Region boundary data

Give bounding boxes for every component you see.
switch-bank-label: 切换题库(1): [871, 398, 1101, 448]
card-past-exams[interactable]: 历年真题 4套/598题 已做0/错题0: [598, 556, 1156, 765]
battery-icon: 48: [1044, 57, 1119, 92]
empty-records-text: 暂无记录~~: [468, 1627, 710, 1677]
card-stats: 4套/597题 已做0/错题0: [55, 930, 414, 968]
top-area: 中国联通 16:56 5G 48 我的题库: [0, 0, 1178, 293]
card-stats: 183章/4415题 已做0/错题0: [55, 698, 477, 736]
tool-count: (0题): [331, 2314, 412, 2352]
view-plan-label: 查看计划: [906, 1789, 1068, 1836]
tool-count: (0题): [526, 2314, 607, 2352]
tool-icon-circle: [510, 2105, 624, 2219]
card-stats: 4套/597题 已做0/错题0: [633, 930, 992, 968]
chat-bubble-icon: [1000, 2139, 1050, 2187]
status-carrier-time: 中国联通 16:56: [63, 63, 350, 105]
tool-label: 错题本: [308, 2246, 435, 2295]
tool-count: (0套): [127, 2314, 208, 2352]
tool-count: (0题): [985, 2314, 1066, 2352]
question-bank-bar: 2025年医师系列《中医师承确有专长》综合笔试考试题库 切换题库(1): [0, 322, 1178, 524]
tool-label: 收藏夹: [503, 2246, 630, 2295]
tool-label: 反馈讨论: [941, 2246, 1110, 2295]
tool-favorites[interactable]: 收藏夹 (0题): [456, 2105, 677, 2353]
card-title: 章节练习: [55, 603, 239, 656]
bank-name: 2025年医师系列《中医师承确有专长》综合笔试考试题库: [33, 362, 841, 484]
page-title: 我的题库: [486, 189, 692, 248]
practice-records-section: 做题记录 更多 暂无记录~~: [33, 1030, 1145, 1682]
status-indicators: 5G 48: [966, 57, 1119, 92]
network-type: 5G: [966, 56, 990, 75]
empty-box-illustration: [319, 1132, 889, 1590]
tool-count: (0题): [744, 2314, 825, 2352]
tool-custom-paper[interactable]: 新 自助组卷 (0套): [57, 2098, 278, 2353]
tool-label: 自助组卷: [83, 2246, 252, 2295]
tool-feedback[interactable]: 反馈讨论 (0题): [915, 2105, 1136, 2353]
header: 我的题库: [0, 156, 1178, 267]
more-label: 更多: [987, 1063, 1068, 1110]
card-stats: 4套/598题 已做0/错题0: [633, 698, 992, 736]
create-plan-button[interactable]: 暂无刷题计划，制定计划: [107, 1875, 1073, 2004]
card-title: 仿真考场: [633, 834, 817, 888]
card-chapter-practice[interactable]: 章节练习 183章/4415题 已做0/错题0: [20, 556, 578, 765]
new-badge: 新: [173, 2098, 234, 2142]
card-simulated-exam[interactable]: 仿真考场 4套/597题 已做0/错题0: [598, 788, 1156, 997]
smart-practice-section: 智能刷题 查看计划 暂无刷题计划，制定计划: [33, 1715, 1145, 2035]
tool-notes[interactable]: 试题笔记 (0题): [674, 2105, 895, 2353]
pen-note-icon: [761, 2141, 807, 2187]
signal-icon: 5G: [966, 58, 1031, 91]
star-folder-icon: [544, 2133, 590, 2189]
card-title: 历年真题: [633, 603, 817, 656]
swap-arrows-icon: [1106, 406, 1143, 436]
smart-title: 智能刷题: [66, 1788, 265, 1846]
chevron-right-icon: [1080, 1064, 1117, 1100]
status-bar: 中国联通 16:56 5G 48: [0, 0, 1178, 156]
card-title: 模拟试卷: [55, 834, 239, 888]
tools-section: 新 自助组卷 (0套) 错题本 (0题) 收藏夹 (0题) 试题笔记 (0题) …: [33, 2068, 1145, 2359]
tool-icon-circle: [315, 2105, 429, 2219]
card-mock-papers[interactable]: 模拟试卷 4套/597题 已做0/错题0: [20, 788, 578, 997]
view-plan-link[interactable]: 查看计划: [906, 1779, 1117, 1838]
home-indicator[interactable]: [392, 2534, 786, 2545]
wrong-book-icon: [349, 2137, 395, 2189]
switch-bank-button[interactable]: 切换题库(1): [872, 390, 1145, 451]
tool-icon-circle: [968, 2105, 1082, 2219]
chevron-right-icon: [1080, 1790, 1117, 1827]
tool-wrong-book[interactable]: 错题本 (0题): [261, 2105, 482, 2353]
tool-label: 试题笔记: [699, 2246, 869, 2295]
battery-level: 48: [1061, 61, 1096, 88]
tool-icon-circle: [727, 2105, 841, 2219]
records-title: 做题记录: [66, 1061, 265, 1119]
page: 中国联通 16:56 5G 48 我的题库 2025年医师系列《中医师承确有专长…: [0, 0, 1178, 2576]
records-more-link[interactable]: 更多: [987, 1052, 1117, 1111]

> **What you should do**
Copy out all of the data above line for line, with no changes.

> **The solution**
Give bounding boxes for every component you see.
switch-bank-label: 切换题库(1): [871, 398, 1101, 448]
card-past-exams[interactable]: 历年真题 4套/598题 已做0/错题0: [598, 556, 1156, 765]
battery-icon: 48: [1044, 57, 1119, 92]
empty-records-text: 暂无记录~~: [468, 1627, 710, 1677]
card-stats: 4套/597题 已做0/错题0: [55, 930, 414, 968]
top-area: 中国联通 16:56 5G 48 我的题库: [0, 0, 1178, 293]
card-stats: 183章/4415题 已做0/错题0: [55, 698, 477, 736]
tool-count: (0题): [331, 2314, 412, 2352]
view-plan-label: 查看计划: [906, 1789, 1068, 1836]
tool-count: (0题): [526, 2314, 607, 2352]
tool-icon-circle: [510, 2105, 624, 2219]
card-stats: 4套/597题 已做0/错题0: [633, 930, 992, 968]
chat-bubble-icon: [1000, 2139, 1050, 2187]
status-carrier-time: 中国联通 16:56: [63, 63, 350, 105]
tool-label: 错题本: [308, 2246, 435, 2295]
tool-count: (0套): [127, 2314, 208, 2352]
tool-count: (0题): [985, 2314, 1066, 2352]
question-bank-bar: 2025年医师系列《中医师承确有专长》综合笔试考试题库 切换题库(1): [0, 322, 1178, 524]
tool-label: 收藏夹: [503, 2246, 630, 2295]
tool-label: 反馈讨论: [941, 2246, 1110, 2295]
tool-favorites[interactable]: 收藏夹 (0题): [456, 2105, 677, 2353]
card-title: 章节练习: [55, 603, 239, 656]
bank-name: 2025年医师系列《中医师承确有专长》综合笔试考试题库: [33, 362, 841, 484]
page-title: 我的题库: [486, 189, 692, 248]
practice-records-section: 做题记录 更多 暂无记录~~: [33, 1030, 1145, 1682]
status-indicators: 5G 48: [966, 57, 1119, 92]
network-type: 5G: [966, 56, 990, 75]
empty-box-illustration: [319, 1132, 889, 1590]
tool-count: (0题): [744, 2314, 825, 2352]
tool-custom-paper[interactable]: 新 自助组卷 (0套): [57, 2098, 278, 2353]
tool-label: 自助组卷: [83, 2246, 252, 2295]
tool-feedback[interactable]: 反馈讨论 (0题): [915, 2105, 1136, 2353]
header: 我的题库: [0, 156, 1178, 267]
more-label: 更多: [987, 1063, 1068, 1110]
card-stats: 4套/598题 已做0/错题0: [633, 698, 992, 736]
create-plan-button[interactable]: 暂无刷题计划，制定计划: [107, 1875, 1073, 2004]
card-title: 仿真考场: [633, 834, 817, 888]
card-chapter-practice[interactable]: 章节练习 183章/4415题 已做0/错题0: [20, 556, 578, 765]
new-badge: 新: [173, 2098, 234, 2142]
card-simulated-exam[interactable]: 仿真考场 4套/597题 已做0/错题0: [598, 788, 1156, 997]
smart-practice-section: 智能刷题 查看计划 暂无刷题计划，制定计划: [33, 1715, 1145, 2035]
tool-notes[interactable]: 试题笔记 (0题): [674, 2105, 895, 2353]
pen-note-icon: [761, 2141, 807, 2187]
signal-icon: 5G: [966, 58, 1031, 91]
star-folder-icon: [544, 2133, 590, 2189]
card-title: 历年真题: [633, 603, 817, 656]
swap-arrows-icon: [1106, 406, 1143, 436]
smart-title: 智能刷题: [66, 1788, 265, 1846]
chevron-right-icon: [1080, 1064, 1117, 1100]
status-bar: 中国联通 16:56 5G 48: [0, 0, 1178, 156]
card-title: 模拟试卷: [55, 834, 239, 888]
tools-section: 新 自助组卷 (0套) 错题本 (0题) 收藏夹 (0题) 试题笔记 (0题) …: [33, 2068, 1145, 2359]
tool-icon-circle: [315, 2105, 429, 2219]
card-mock-papers[interactable]: 模拟试卷 4套/597题 已做0/错题0: [20, 788, 578, 997]
view-plan-link[interactable]: 查看计划: [906, 1779, 1117, 1838]
home-indicator[interactable]: [392, 2534, 786, 2545]
wrong-book-icon: [349, 2137, 395, 2189]
switch-bank-button[interactable]: 切换题库(1): [872, 390, 1145, 451]
tool-icon-circle: [968, 2105, 1082, 2219]
chevron-right-icon: [1080, 1790, 1117, 1827]
tool-wrong-book[interactable]: 错题本 (0题): [261, 2105, 482, 2353]
tool-label: 试题笔记: [699, 2246, 869, 2295]
battery-level: 48: [1061, 61, 1096, 88]
tool-icon-circle: [727, 2105, 841, 2219]
records-title: 做题记录: [66, 1061, 265, 1119]
page: 中国联通 16:56 5G 48 我的题库 2025年医师系列《中医师承确有专长…: [0, 0, 1178, 2576]
records-more-link[interactable]: 更多: [987, 1052, 1117, 1111]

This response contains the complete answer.